● **STATED TASK**
Find every line in the records that holds the string "INVESTMENT". Copy each one.

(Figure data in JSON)

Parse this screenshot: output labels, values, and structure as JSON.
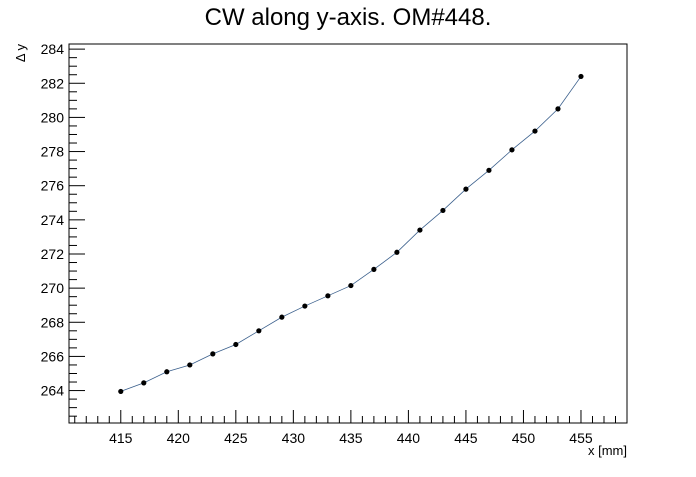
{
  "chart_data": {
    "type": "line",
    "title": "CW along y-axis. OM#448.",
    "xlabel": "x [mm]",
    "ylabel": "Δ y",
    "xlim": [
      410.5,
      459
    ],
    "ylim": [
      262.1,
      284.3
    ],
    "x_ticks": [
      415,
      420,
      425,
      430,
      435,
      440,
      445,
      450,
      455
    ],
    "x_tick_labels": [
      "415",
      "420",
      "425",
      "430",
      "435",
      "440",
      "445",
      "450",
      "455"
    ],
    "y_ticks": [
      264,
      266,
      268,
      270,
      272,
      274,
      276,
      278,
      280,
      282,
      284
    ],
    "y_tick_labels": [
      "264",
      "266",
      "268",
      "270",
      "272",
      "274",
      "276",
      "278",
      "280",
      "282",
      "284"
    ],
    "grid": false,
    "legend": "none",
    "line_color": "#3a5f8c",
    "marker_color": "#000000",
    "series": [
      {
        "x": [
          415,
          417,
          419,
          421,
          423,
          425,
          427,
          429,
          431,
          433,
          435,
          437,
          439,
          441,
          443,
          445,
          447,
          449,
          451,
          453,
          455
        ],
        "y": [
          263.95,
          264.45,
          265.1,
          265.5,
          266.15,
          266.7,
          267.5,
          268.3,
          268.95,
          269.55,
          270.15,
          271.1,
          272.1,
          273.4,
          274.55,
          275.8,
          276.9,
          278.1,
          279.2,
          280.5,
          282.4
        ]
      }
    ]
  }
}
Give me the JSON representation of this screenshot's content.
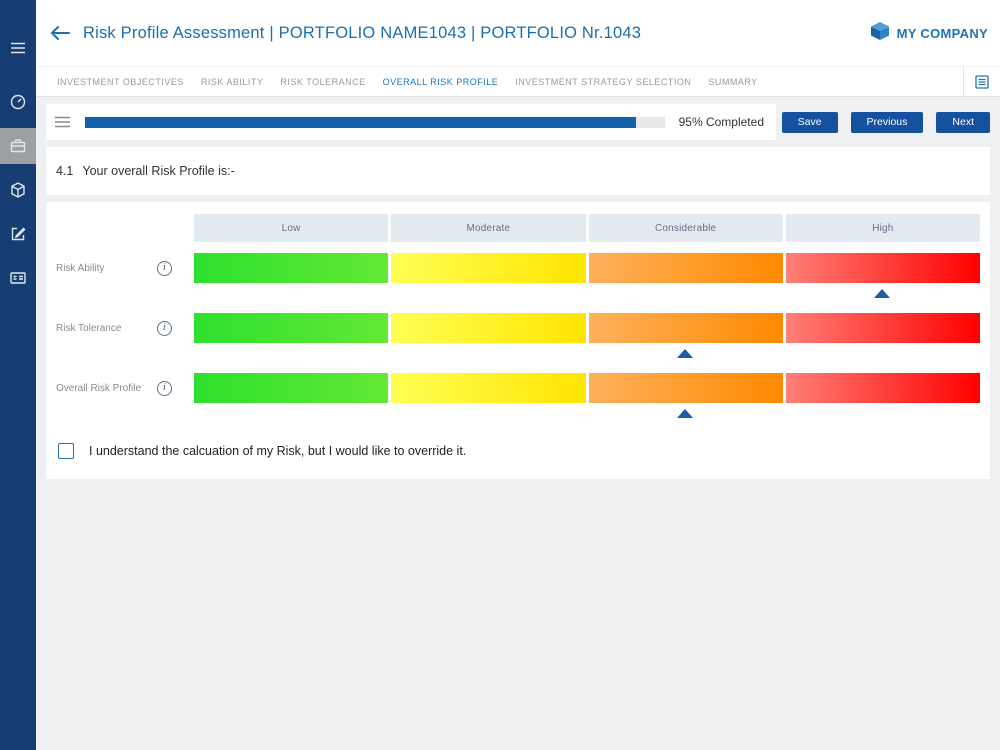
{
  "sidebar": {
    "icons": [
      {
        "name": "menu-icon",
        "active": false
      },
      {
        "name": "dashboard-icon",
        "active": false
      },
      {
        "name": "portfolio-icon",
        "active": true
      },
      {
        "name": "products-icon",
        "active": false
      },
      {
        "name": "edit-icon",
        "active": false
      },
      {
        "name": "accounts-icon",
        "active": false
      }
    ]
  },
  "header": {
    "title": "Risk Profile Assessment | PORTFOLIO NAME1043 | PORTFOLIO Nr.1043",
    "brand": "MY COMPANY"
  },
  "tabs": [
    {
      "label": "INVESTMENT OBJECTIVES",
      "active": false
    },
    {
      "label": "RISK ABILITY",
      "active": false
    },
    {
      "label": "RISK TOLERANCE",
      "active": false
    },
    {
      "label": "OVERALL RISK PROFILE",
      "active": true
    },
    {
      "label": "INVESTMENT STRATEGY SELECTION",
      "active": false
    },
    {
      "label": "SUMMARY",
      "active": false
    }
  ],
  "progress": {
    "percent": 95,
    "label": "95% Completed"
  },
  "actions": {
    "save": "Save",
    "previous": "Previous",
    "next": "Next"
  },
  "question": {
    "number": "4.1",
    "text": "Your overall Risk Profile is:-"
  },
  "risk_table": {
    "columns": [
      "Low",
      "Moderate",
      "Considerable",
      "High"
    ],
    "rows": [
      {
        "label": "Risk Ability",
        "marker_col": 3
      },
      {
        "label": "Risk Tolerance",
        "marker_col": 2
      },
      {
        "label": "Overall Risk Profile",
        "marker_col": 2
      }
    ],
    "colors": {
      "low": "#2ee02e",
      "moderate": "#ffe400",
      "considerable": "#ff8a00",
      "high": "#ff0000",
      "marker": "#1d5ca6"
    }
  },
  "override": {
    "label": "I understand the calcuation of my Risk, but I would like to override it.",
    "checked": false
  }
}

● **WRITTEN ANSWER**
      "label": "INVESTMENT OBJECTIVES",
      "label": "INVESTMENT STRATEGY SELECTION",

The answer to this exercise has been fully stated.